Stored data
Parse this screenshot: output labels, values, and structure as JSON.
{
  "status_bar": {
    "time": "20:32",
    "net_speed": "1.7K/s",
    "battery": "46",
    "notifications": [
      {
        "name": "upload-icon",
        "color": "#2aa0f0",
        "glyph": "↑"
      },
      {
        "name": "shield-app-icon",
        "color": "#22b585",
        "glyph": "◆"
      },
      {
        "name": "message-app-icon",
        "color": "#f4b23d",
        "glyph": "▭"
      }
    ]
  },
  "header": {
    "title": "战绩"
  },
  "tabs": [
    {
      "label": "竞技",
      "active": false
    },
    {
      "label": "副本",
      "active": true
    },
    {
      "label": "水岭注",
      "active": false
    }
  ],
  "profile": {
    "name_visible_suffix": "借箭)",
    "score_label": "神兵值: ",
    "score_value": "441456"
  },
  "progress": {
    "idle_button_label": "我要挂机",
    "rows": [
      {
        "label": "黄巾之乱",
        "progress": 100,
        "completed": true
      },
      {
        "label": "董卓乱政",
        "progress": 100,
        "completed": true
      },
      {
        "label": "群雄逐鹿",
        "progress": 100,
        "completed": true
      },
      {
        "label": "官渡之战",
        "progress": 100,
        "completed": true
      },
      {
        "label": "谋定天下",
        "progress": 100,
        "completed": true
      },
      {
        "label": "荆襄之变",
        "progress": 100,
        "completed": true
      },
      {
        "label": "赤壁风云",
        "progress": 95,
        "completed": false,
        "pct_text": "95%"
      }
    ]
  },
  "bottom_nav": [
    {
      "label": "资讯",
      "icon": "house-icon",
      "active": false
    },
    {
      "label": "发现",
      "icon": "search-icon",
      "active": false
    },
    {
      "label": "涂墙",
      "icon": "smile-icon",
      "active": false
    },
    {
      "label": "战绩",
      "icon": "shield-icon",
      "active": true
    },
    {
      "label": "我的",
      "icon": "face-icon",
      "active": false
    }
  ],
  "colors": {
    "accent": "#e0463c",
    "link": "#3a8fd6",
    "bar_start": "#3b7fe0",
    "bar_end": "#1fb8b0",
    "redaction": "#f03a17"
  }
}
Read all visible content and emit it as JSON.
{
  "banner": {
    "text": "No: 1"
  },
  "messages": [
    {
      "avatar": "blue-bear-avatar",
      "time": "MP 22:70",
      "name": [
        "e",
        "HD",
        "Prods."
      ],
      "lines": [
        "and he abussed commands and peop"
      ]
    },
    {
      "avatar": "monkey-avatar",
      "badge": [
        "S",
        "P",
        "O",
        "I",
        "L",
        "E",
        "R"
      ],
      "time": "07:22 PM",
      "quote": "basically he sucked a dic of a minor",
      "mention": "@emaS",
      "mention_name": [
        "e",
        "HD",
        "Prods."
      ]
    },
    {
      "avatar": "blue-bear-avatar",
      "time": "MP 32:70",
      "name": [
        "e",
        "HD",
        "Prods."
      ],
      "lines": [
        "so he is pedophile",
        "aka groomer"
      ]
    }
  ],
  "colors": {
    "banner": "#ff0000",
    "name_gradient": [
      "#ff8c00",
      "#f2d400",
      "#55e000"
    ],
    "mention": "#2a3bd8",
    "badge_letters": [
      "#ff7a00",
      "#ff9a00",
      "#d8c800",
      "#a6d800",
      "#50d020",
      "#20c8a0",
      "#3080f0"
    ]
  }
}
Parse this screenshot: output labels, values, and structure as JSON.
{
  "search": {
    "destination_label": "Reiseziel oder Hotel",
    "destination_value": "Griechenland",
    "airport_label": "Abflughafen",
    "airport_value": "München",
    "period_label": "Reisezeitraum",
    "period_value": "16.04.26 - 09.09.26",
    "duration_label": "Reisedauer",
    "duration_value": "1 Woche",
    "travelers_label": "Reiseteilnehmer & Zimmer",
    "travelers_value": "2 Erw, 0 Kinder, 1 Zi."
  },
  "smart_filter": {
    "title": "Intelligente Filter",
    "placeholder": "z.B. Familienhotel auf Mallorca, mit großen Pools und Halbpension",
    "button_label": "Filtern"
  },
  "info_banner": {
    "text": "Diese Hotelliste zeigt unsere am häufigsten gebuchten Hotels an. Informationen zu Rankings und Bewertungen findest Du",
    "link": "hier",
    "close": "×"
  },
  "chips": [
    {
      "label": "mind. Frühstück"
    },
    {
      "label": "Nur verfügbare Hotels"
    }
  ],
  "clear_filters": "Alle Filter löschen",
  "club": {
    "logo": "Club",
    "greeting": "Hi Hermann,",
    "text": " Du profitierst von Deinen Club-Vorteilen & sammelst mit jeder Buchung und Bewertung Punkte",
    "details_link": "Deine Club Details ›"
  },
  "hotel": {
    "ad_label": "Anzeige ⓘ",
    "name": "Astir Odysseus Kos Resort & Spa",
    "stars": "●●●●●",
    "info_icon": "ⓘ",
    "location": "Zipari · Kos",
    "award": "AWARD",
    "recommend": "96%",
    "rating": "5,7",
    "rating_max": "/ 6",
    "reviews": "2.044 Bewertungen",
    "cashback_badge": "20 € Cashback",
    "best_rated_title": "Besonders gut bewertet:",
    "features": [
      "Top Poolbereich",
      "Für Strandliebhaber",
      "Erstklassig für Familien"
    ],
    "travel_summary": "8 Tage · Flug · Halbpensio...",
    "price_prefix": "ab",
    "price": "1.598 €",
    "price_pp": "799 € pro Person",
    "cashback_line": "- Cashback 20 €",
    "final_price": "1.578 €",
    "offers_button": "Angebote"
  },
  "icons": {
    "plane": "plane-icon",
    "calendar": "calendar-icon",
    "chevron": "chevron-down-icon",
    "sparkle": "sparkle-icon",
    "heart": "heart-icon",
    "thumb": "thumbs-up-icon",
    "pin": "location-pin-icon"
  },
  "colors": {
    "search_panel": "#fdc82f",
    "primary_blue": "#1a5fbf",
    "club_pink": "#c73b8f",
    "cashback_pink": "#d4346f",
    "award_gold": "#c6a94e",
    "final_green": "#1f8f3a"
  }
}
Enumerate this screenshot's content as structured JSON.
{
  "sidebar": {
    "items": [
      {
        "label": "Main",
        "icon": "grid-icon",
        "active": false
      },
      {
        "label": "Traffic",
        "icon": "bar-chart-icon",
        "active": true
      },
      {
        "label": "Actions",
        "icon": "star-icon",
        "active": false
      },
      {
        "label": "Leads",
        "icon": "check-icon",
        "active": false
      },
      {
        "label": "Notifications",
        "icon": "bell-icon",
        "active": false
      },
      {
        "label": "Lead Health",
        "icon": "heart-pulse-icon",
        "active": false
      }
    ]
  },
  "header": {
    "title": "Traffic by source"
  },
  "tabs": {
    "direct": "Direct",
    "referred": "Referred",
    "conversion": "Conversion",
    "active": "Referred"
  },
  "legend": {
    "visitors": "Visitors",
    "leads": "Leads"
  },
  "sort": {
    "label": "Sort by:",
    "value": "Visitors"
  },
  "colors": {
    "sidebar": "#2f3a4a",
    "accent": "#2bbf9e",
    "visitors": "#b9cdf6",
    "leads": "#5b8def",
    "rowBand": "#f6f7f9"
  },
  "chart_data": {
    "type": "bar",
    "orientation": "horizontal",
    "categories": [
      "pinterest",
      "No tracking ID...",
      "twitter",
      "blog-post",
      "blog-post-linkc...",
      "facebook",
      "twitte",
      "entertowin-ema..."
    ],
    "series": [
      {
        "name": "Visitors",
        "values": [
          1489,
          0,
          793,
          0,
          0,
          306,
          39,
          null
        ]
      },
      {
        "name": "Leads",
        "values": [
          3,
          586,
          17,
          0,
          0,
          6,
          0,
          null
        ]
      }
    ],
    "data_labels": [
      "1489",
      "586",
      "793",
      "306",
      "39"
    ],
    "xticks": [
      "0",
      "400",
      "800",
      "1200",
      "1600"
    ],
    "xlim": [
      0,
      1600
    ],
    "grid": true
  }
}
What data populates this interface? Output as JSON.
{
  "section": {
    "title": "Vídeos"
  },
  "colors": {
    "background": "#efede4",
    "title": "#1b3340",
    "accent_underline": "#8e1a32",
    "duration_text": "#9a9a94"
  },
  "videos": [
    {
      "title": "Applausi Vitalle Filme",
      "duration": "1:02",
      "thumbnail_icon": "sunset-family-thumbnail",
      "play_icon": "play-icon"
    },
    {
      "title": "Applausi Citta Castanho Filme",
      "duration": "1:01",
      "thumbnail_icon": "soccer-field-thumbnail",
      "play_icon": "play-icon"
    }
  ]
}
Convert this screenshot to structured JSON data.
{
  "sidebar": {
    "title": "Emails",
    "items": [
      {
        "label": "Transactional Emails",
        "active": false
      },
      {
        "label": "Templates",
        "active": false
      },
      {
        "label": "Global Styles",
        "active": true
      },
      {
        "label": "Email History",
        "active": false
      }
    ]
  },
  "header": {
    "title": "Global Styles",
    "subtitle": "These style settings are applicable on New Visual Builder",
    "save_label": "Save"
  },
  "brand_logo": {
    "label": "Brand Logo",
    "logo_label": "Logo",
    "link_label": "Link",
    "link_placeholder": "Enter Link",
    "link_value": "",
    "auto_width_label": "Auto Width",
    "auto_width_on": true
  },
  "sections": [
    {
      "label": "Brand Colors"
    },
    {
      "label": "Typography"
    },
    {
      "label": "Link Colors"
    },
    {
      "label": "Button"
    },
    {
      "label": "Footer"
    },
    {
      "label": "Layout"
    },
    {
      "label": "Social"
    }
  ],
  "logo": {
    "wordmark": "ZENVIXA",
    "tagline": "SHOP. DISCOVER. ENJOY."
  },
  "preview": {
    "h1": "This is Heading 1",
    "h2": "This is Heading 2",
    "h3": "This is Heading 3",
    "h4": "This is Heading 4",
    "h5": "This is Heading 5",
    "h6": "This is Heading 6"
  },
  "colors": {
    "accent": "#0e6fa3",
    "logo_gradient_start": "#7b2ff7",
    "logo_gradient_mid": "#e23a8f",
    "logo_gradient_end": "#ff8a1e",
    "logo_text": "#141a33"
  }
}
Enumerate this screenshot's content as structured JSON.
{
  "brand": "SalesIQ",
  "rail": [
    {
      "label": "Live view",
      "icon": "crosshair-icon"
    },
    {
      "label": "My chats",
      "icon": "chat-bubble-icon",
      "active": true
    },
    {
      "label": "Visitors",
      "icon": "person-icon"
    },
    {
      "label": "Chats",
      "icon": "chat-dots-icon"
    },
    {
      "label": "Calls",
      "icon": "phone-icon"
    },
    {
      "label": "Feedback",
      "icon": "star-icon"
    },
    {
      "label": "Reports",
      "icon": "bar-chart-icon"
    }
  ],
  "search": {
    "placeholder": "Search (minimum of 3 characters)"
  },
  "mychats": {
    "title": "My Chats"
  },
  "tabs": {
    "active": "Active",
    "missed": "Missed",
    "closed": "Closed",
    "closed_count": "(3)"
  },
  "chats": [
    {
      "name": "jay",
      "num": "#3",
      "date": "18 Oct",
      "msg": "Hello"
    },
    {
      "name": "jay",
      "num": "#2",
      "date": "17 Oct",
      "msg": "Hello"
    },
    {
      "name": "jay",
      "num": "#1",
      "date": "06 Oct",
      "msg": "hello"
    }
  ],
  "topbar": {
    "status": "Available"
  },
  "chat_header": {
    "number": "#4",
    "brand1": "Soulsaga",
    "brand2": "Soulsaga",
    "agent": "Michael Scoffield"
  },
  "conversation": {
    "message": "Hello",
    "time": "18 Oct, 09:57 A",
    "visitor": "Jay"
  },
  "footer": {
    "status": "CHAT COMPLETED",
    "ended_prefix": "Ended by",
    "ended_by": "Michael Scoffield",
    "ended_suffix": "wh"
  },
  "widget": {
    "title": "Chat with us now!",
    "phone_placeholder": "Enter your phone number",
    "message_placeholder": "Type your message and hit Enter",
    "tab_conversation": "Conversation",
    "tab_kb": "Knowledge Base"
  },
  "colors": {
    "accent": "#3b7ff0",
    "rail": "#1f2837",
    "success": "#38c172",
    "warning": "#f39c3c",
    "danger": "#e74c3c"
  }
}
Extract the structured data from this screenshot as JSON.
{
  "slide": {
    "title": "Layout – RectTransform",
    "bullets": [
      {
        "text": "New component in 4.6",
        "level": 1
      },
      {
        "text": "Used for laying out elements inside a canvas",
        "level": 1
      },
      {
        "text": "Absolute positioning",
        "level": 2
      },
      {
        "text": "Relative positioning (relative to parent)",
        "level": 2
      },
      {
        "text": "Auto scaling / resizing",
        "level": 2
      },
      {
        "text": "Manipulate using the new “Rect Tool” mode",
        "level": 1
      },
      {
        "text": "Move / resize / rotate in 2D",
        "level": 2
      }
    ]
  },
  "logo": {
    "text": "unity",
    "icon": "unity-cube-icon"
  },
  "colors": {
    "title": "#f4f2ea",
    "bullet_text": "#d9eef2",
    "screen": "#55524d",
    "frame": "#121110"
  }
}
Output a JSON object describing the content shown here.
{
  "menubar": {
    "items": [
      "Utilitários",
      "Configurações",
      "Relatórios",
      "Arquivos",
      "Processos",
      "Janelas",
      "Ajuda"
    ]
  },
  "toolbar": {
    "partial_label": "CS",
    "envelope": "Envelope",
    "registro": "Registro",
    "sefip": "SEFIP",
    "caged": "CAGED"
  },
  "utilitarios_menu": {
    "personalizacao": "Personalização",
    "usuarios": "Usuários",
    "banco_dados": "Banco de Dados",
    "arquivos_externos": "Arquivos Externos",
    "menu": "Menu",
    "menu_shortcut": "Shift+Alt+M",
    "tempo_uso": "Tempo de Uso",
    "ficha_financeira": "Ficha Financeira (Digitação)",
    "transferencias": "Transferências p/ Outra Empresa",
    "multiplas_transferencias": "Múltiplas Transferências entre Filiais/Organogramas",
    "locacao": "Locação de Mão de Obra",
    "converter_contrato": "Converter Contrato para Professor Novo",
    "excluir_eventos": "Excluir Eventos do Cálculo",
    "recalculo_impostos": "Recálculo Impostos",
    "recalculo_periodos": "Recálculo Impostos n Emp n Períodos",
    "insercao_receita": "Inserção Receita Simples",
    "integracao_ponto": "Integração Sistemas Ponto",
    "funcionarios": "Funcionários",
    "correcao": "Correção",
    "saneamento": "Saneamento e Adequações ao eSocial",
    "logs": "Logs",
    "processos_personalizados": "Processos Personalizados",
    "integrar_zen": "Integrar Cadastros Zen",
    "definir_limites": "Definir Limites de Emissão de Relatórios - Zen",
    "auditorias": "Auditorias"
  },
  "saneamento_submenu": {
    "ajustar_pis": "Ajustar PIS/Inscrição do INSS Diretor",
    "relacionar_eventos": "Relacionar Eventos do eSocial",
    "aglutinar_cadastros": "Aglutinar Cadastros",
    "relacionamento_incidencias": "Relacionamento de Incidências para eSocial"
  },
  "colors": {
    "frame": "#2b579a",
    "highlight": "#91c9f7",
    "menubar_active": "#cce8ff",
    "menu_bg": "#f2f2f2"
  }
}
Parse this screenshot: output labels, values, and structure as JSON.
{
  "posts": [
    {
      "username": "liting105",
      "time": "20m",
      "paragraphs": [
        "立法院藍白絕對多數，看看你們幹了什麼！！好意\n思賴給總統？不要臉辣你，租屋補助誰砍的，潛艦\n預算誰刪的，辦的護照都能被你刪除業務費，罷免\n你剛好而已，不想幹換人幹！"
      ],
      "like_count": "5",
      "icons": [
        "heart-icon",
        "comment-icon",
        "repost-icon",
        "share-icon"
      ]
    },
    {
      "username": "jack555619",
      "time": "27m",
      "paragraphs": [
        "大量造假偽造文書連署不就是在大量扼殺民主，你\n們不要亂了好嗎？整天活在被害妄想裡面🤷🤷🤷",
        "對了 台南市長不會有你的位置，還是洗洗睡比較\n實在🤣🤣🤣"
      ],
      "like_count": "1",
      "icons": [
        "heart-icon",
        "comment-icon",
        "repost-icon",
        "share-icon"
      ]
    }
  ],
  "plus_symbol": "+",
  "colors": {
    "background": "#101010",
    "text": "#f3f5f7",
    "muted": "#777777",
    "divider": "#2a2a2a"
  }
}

▶ [WRITTEN REQUEST]
Every line above that contains the word "Scoffield" should be reported.

▶ [COMPLETED EXERCISE]
    "agent": "Michael Scoffield"
    "ended_by": "Michael Scoffield",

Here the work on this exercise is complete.